▶ [Set task]
Go over the listing below line by line and tally those containing "knowledge". Give only the tally.

## Begin Exercise inputs

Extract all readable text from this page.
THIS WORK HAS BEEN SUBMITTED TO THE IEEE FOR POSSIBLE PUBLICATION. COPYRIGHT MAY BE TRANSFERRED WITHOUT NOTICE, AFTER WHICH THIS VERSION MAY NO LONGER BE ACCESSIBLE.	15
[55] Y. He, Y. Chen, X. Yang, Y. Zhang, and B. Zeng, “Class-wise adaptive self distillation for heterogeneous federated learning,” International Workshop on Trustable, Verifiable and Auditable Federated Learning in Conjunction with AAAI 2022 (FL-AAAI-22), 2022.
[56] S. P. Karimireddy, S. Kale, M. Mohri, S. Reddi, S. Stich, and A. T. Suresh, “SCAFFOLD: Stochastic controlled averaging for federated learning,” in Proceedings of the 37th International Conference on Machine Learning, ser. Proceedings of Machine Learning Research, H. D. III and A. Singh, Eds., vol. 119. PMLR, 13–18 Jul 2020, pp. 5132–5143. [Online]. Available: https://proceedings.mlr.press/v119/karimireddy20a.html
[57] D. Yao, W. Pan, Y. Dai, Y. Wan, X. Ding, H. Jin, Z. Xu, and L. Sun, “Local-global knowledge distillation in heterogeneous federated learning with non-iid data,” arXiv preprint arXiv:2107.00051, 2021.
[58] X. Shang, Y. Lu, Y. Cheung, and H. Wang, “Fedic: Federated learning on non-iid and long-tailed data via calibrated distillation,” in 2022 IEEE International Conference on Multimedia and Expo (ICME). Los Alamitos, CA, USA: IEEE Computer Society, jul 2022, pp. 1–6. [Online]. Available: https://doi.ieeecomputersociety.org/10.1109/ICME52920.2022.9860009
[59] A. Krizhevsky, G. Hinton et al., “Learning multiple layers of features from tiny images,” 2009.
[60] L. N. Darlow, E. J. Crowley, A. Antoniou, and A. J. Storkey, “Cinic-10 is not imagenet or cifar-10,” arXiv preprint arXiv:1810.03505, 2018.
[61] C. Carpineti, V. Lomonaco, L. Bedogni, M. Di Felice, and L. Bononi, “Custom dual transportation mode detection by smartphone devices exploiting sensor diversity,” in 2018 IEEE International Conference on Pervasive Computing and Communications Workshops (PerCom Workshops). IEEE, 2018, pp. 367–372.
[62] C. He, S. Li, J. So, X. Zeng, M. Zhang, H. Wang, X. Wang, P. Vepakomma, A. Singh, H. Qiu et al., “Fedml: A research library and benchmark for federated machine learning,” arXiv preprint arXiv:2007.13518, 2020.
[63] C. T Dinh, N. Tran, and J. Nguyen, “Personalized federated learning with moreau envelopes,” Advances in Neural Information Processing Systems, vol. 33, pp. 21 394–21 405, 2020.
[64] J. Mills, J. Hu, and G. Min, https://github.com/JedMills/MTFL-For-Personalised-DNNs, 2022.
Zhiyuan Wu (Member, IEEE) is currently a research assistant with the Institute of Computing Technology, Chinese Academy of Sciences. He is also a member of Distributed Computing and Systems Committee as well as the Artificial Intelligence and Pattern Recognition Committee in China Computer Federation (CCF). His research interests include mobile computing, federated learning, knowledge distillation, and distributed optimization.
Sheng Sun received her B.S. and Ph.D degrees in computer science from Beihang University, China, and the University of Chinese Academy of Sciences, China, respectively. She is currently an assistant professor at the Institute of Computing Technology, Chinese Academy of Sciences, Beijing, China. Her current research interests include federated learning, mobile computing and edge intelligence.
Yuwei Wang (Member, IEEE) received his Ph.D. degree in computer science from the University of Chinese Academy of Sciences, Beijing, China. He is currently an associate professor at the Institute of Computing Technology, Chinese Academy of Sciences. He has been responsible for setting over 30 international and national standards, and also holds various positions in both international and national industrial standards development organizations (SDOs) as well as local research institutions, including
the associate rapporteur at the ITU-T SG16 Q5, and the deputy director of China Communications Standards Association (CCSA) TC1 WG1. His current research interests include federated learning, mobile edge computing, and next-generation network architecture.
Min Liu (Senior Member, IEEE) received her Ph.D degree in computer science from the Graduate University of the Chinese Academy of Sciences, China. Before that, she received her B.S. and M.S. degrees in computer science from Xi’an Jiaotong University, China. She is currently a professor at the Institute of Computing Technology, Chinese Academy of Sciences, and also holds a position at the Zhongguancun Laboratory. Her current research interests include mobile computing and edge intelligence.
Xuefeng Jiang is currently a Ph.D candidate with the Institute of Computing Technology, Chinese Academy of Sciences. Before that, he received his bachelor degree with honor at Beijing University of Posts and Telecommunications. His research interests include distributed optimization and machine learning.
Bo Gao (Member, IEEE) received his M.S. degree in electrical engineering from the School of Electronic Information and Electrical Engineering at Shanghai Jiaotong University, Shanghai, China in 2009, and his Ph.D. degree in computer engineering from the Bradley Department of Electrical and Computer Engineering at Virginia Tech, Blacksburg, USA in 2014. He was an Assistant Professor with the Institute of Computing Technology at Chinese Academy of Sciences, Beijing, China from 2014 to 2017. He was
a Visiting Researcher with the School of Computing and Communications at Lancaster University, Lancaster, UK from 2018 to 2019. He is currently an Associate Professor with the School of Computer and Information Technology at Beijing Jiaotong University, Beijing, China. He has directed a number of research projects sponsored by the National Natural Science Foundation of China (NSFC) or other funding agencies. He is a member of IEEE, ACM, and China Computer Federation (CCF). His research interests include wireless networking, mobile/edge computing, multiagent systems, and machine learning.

## End Exercise inputs

▶ [Answer to the exercise]
2